:: The exercise ::
A verbatim copy of the records is required, with all pictures left out.

%%

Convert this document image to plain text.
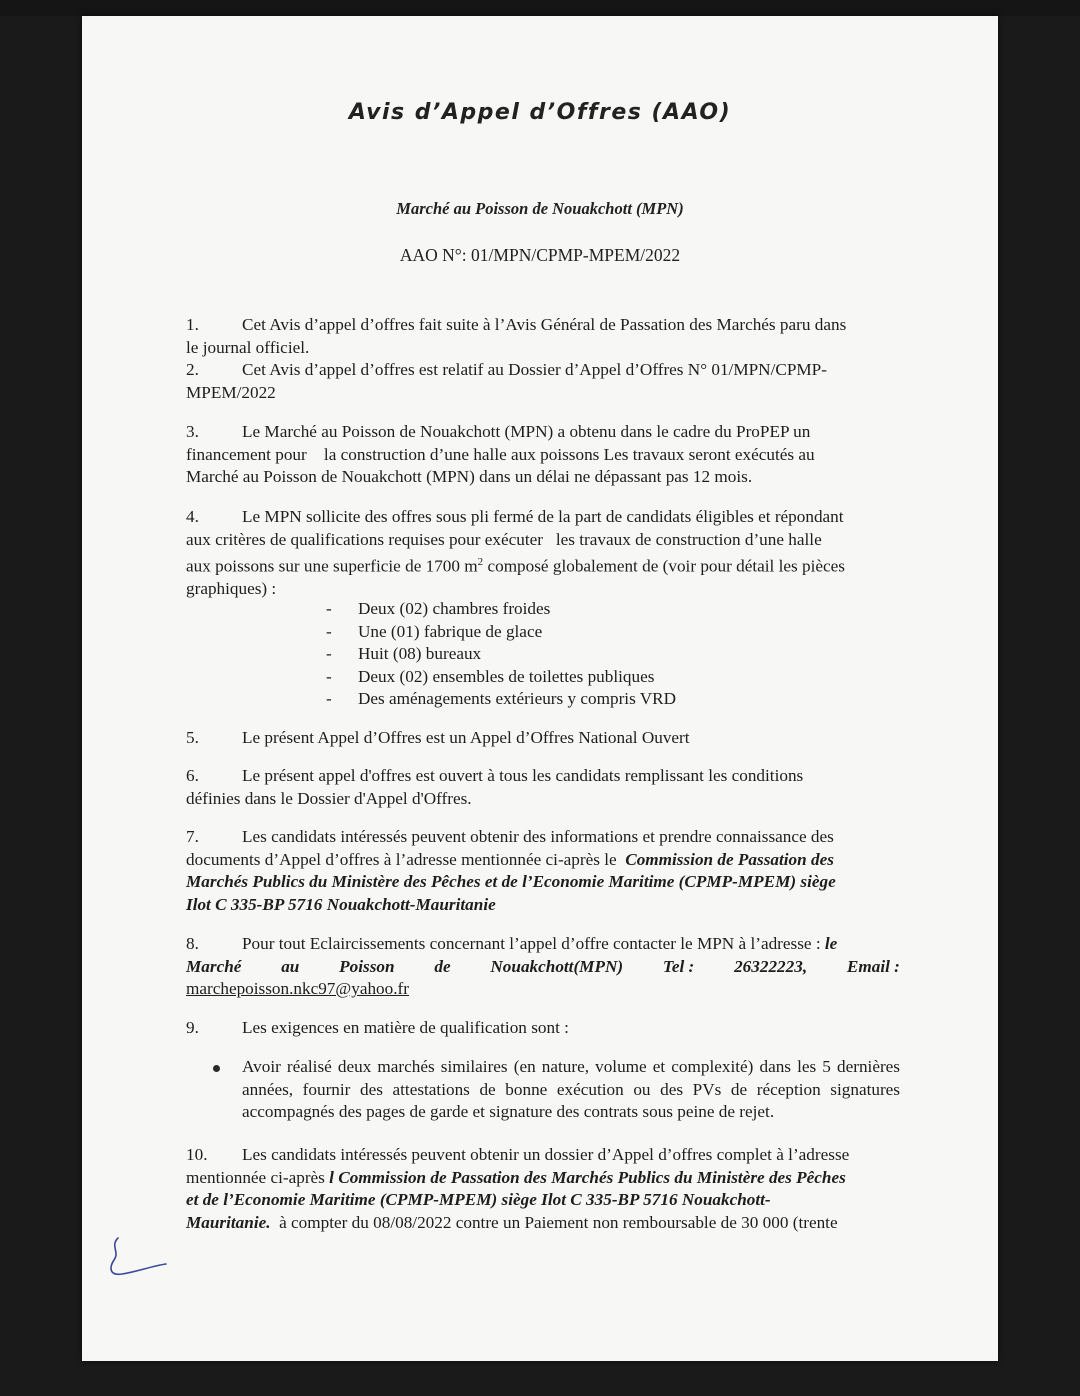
Avis d’Appel d’Offres (AAO)
Marché au Poisson de Nouakchott (MPN)
AAO N°: 01/MPN/CPMP-MPEM/2022
1.	Cet Avis d’appel d’offres fait suite à l’Avis Général de Passation des Marchés paru dans
le journal officiel.
2.	Cet Avis d’appel d’offres est relatif au Dossier d’Appel d’Offres N° 01/MPN/CPMP-
MPEM/2022
3.	Le Marché au Poisson de Nouakchott (MPN) a obtenu dans le cadre du ProPEP un
financement pour    la construction d’une halle aux poissons Les travaux seront exécutés au
Marché au Poisson de Nouakchott (MPN) dans un délai ne dépassant pas 12 mois.
4.	Le MPN sollicite des offres sous pli fermé de la part de candidats éligibles et répondant
aux critères de qualifications requises pour exécuter   les travaux de construction d’une halle
aux poissons sur une superficie de 1700 $m^2$ composé globalement de (voir pour détail les pièces
graphiques) :
- Deux (02) chambres froides
- Une (01) fabrique de glace
- Huit (08) bureaux
- Deux (02) ensembles de toilettes publiques
- Des aménagements extérieurs y compris VRD
5.	Le présent Appel d’Offres est un Appel d’Offres National Ouvert
6.	Le présent appel d'offres est ouvert à tous les candidats remplissant les conditions
définies dans le Dossier d'Appel d'Offres.
7.	Les candidats intéressés peuvent obtenir des informations et prendre connaissance des
documents d’Appel d’offres à l’adresse mentionnée ci-après le  Commission de Passation des
Marchés Publics du Ministère des Pêches et de l’Economie Maritime (CPMP-MPEM) siège
Ilot C 335-BP 5716 Nouakchott-Mauritanie
8.	Pour tout Eclaircissements concernant l’appel d’offre contacter le MPN à l’adresse : le
Marché au Poisson de Nouakchott(MPN) Tel : 26322223, Email :
marchepoisson.nkc97@yahoo.fr
9.	Les exigences en matière de qualification sont :
Avoir réalisé deux marchés similaires (en nature, volume et complexité) dans les 5 dernières années, fournir des attestations de bonne exécution ou des PVs de réception signatures accompagnés des pages de garde et signature des contrats sous peine de rejet.
10. Les candidats intéressés peuvent obtenir un dossier d’Appel d’offres complet à l’adresse
mentionnée ci-après l Commission de Passation des Marchés Publics du Ministère des Pêches
et de l’Economie Maritime (CPMP-MPEM) siège Ilot C 335-BP 5716 Nouakchott-
Mauritanie.  à compter du 08/08/2022 contre un Paiement non remboursable de 30 000 (trente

%%

:: Expected output ::
Convert this document image to plain text.
Avis d’Appel d’Offres (AAO)
Marché au Poisson de Nouakchott (MPN)
AAO N°: 01/MPN/CPMP-MPEM/2022
1.	Cet Avis d’appel d’offres fait suite à l’Avis Général de Passation des Marchés paru dans
le journal officiel.
2.	Cet Avis d’appel d’offres est relatif au Dossier d’Appel d’Offres N° 01/MPN/CPMP-
MPEM/2022
3.	Le Marché au Poisson de Nouakchott (MPN) a obtenu dans le cadre du ProPEP un
financement pour    la construction d’une halle aux poissons Les travaux seront exécutés au
Marché au Poisson de Nouakchott (MPN) dans un délai ne dépassant pas 12 mois.
4.	Le MPN sollicite des offres sous pli fermé de la part de candidats éligibles et répondant
aux critères de qualifications requises pour exécuter   les travaux de construction d’une halle
aux poissons sur une superficie de 1700 $m^2$ composé globalement de (voir pour détail les pièces
graphiques) :
- Deux (02) chambres froides
- Une (01) fabrique de glace
- Huit (08) bureaux
- Deux (02) ensembles de toilettes publiques
- Des aménagements extérieurs y compris VRD
5.	Le présent Appel d’Offres est un Appel d’Offres National Ouvert
6.	Le présent appel d'offres est ouvert à tous les candidats remplissant les conditions
définies dans le Dossier d'Appel d'Offres.
7.	Les candidats intéressés peuvent obtenir des informations et prendre connaissance des
documents d’Appel d’offres à l’adresse mentionnée ci-après le  Commission de Passation des
Marchés Publics du Ministère des Pêches et de l’Economie Maritime (CPMP-MPEM) siège
Ilot C 335-BP 5716 Nouakchott-Mauritanie
8.	Pour tout Eclaircissements concernant l’appel d’offre contacter le MPN à l’adresse : le
Marché au Poisson de Nouakchott(MPN) Tel : 26322223, Email :
marchepoisson.nkc97@yahoo.fr
9.	Les exigences en matière de qualification sont :
Avoir réalisé deux marchés similaires (en nature, volume et complexité) dans les 5 dernières années, fournir des attestations de bonne exécution ou des PVs de réception signatures accompagnés des pages de garde et signature des contrats sous peine de rejet.
10. Les candidats intéressés peuvent obtenir un dossier d’Appel d’offres complet à l’adresse
mentionnée ci-après l Commission de Passation des Marchés Publics du Ministère des Pêches
et de l’Economie Maritime (CPMP-MPEM) siège Ilot C 335-BP 5716 Nouakchott-
Mauritanie.  à compter du 08/08/2022 contre un Paiement non remboursable de 30 000 (trente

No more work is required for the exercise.